Task statement:
Report every line from the material that contains the word "name".
━━ Available data ━━
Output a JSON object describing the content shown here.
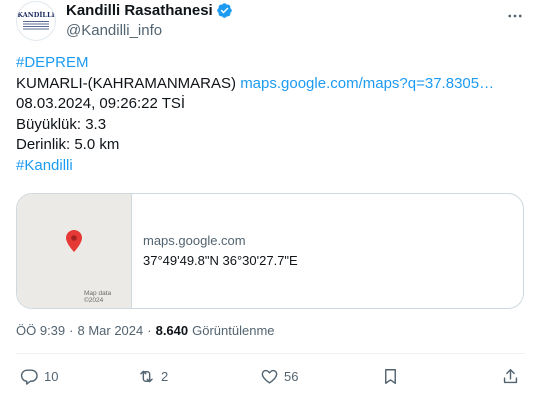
{
  "author": {
    "name": "Kandilli Rasathanesi",
    "handle": "@Kandilli_info",
    "avatar_logo_text": "KANDİLLİ",
    "verified_color": "#1d9bf0"
  },
  "tweet": {
    "hashtag_top": "#DEPREM",
    "location": "KUMARLI-(KAHRAMANMARAS) ",
    "map_link": "maps.google.com/maps?q=37.8305…",
    "datetime": "08.03.2024, 09:26:22 TSİ",
    "magnitude": "Büyüklük: 3.3",
    "depth": "Derinlik: 5.0 km",
    "hashtag_bottom": "#Kandilli"
  },
  "card": {
    "domain": "maps.google.com",
    "coordinates": "37°49'49.8\"N 36°30'27.7\"E",
    "map_credit": "Map data ©2024",
    "map_background": "#eceae6",
    "pin_color": "#e53935"
  },
  "meta": {
    "time": "ÖÖ 9:39",
    "separator": "·",
    "date": "8 Mar 2024",
    "views_count": "8.640",
    "views_label": "Görüntülenme"
  },
  "actions": {
    "reply_count": "10",
    "retweet_count": "2",
    "like_count": "56"
  },
  "colors": {
    "link": "#1d9bf0",
    "text": "#0f1419",
    "secondary": "#536471",
    "border": "#cfd9de"
  }
}
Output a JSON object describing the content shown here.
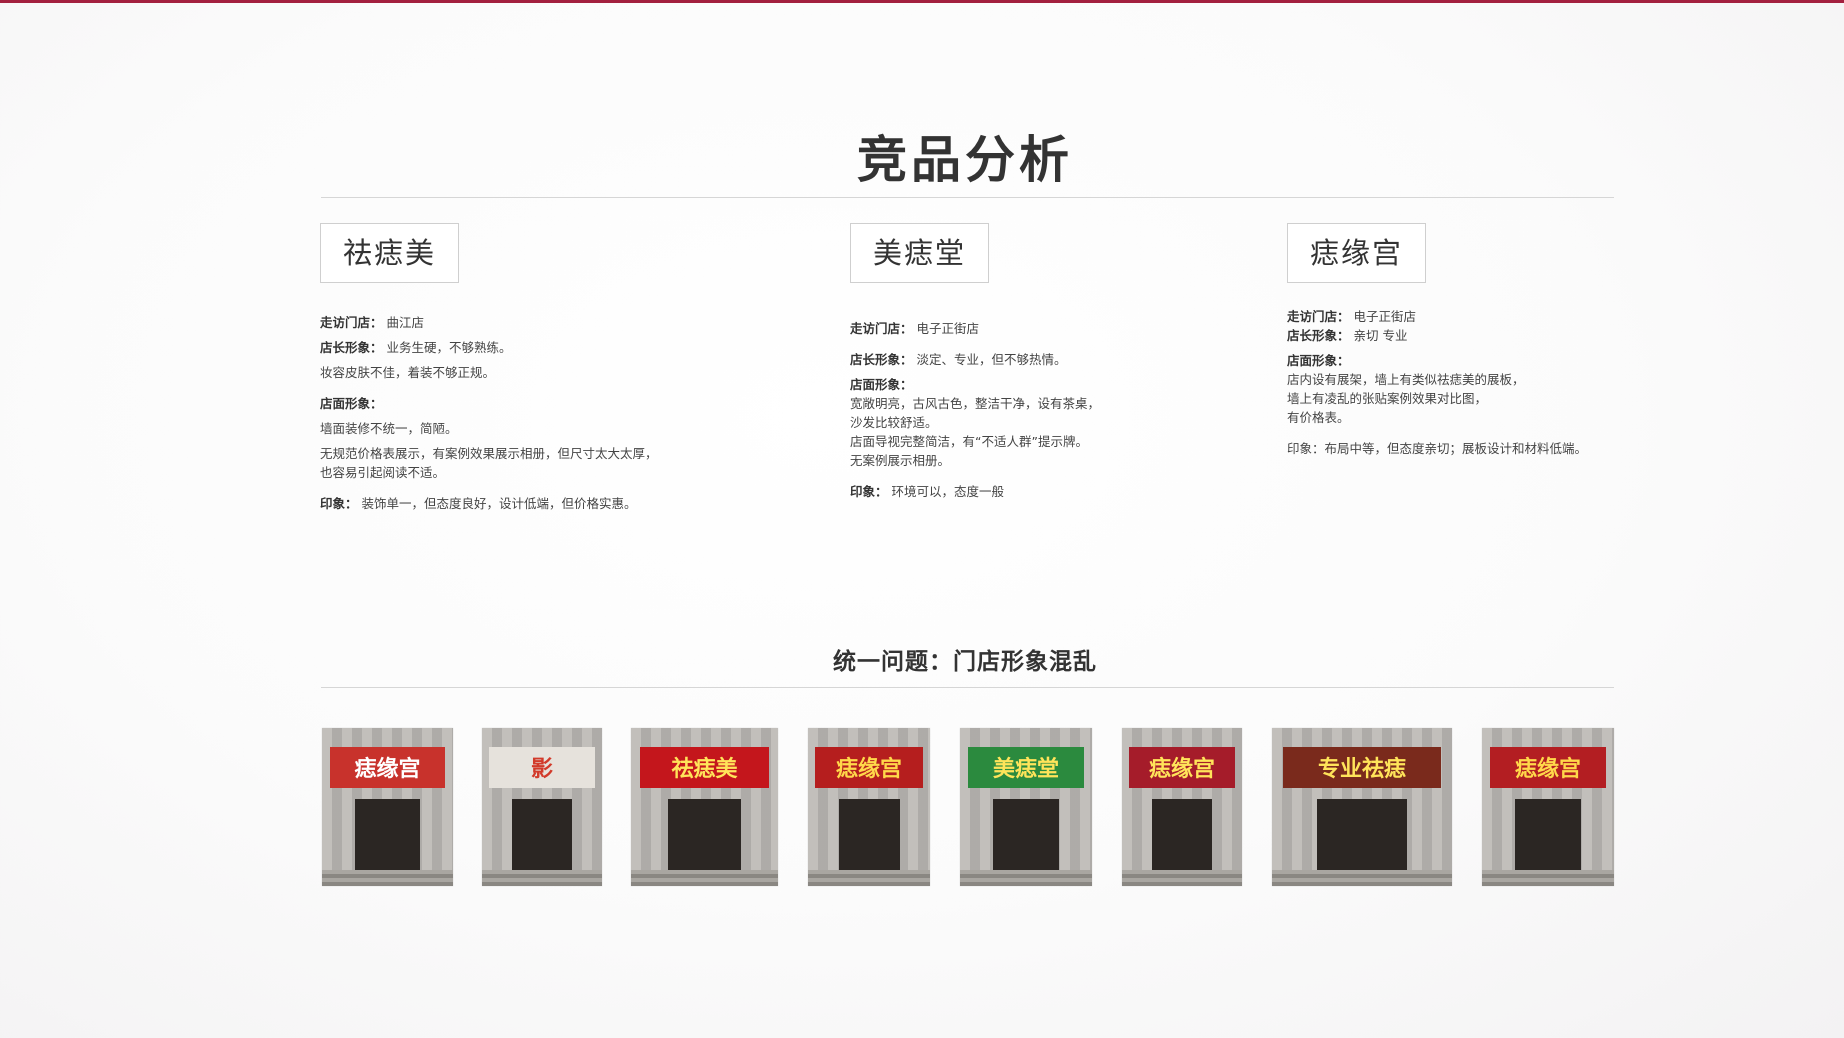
{
  "title": "竞品分析",
  "competitors": [
    {
      "name": "祛痣美",
      "visit_label": "走访门店：",
      "visit_value": "曲江店",
      "manager_label": "店长形象：",
      "manager_lines": [
        "业务生硬，不够熟练。",
        "妆容皮肤不佳，着装不够正规。"
      ],
      "store_label": "店面形象：",
      "store_lines": [
        "墙面装修不统一，简陋。",
        "无规范价格表展示，有案例效果展示相册，但尺寸太大太厚，",
        "也容易引起阅读不适。"
      ],
      "impression_label": "印象：",
      "impression_value": "装饰单一，但态度良好，设计低端，但价格实惠。"
    },
    {
      "name": "美痣堂",
      "visit_label": "走访门店：",
      "visit_value": "电子正街店",
      "manager_label": "店长形象：",
      "manager_lines": [
        "淡定、专业，但不够热情。"
      ],
      "store_label": "店面形象：",
      "store_lines": [
        "宽敞明亮，古风古色，整洁干净，设有茶桌，",
        "沙发比较舒适。",
        "店面导视完整简洁，有“不适人群”提示牌。",
        "无案例展示相册。"
      ],
      "impression_label": "印象：",
      "impression_value": "环境可以，态度一般"
    },
    {
      "name": "痣缘宫",
      "visit_label": "走访门店：",
      "visit_value": "电子正街店",
      "manager_label": "店长形象：",
      "manager_lines": [
        "亲切 专业"
      ],
      "store_label": "店面形象：",
      "store_lines": [
        "店内设有展架，墙上有类似祛痣美的展板，",
        "墙上有凌乱的张贴案例效果对比图，",
        "有价格表。"
      ],
      "impression_label": "印象：",
      "impression_value": "布局中等，但态度亲切；展板设计和材料低端。"
    }
  ],
  "summary": "统一问题：门店形象混乱",
  "photos": [
    {
      "sign_text": "痣缘宫",
      "sign_bg": "#c8322c",
      "sign_fg": "#ffffff"
    },
    {
      "sign_text": "影",
      "sign_bg": "#e6e2dc",
      "sign_fg": "#d23a2a"
    },
    {
      "sign_text": "祛痣美",
      "sign_bg": "#c4161c",
      "sign_fg": "#ffe45a"
    },
    {
      "sign_text": "痣缘宫",
      "sign_bg": "#b51e1e",
      "sign_fg": "#ffd84a"
    },
    {
      "sign_text": "美痣堂",
      "sign_bg": "#2b8a3e",
      "sign_fg": "#ffe45a"
    },
    {
      "sign_text": "痣缘宫",
      "sign_bg": "#a51c2a",
      "sign_fg": "#ffe45a"
    },
    {
      "sign_text": "专业祛痣",
      "sign_bg": "#7a2a1c",
      "sign_fg": "#ffe45a"
    },
    {
      "sign_text": "痣缘宫",
      "sign_bg": "#b31e22",
      "sign_fg": "#ffd84a"
    }
  ],
  "colors": {
    "accent": "#a3203f"
  }
}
━━━
Result of this task:
    "name": "Kandilli Rasathanesi",
      "name": "祛痣美",
      "name": "美痣堂",
      "name": "痣缘宫",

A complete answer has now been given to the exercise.